Task to complete. Each line containing the word "structured" must be reported.

--

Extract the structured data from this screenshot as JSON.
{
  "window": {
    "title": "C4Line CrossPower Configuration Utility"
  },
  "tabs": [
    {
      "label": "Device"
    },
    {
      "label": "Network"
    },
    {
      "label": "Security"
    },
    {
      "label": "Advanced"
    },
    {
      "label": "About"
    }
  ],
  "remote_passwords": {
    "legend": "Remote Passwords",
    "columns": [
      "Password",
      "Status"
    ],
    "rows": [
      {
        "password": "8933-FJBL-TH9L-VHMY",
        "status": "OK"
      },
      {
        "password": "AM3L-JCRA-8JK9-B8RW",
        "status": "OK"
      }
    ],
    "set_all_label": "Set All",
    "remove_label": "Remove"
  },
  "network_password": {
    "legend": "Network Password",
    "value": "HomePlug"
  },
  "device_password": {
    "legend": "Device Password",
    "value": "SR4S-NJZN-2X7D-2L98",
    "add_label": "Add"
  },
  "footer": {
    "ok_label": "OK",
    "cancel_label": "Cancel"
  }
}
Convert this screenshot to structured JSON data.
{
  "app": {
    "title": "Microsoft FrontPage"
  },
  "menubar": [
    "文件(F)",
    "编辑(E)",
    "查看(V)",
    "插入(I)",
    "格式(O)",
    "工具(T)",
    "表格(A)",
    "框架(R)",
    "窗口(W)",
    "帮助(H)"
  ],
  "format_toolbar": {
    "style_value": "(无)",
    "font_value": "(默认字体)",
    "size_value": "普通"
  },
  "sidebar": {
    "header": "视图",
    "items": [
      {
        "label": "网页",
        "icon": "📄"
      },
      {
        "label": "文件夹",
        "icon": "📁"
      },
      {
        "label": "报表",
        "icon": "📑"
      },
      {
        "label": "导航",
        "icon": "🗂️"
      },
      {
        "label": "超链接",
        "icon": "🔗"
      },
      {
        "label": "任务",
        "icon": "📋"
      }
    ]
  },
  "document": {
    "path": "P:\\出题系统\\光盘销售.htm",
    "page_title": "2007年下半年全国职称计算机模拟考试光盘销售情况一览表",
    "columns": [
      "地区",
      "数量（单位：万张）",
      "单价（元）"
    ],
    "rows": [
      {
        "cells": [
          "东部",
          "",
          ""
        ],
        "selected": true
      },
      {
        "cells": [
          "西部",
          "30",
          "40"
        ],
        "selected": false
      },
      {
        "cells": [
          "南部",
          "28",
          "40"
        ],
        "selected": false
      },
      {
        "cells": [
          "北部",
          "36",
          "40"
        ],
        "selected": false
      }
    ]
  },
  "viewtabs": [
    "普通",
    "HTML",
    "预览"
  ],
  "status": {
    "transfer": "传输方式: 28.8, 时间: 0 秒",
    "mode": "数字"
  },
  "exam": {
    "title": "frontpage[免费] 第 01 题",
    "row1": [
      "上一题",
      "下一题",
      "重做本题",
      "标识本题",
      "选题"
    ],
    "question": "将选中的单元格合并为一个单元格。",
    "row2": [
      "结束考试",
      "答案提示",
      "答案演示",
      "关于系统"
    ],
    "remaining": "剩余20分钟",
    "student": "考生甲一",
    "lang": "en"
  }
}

--

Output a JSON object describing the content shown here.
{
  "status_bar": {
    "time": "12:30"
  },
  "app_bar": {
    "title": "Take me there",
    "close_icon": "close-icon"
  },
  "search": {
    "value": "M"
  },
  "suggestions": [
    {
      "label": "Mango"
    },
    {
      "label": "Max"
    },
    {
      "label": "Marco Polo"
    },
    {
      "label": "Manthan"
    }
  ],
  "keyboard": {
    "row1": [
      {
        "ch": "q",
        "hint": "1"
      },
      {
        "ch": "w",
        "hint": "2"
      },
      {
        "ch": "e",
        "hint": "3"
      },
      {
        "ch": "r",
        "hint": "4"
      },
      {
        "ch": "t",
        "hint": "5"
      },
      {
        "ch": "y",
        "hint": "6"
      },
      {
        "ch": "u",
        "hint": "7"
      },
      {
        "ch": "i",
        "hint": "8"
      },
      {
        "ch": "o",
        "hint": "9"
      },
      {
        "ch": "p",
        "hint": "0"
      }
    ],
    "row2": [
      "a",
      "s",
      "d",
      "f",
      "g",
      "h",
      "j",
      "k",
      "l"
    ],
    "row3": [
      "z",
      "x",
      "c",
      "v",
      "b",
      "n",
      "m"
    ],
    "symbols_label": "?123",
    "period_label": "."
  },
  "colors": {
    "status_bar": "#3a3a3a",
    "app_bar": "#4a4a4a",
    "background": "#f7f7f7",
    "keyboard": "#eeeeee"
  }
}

--

Response for this exercise.
Extract the structured data from this screenshot as JSON.
Convert this screenshot to structured JSON data.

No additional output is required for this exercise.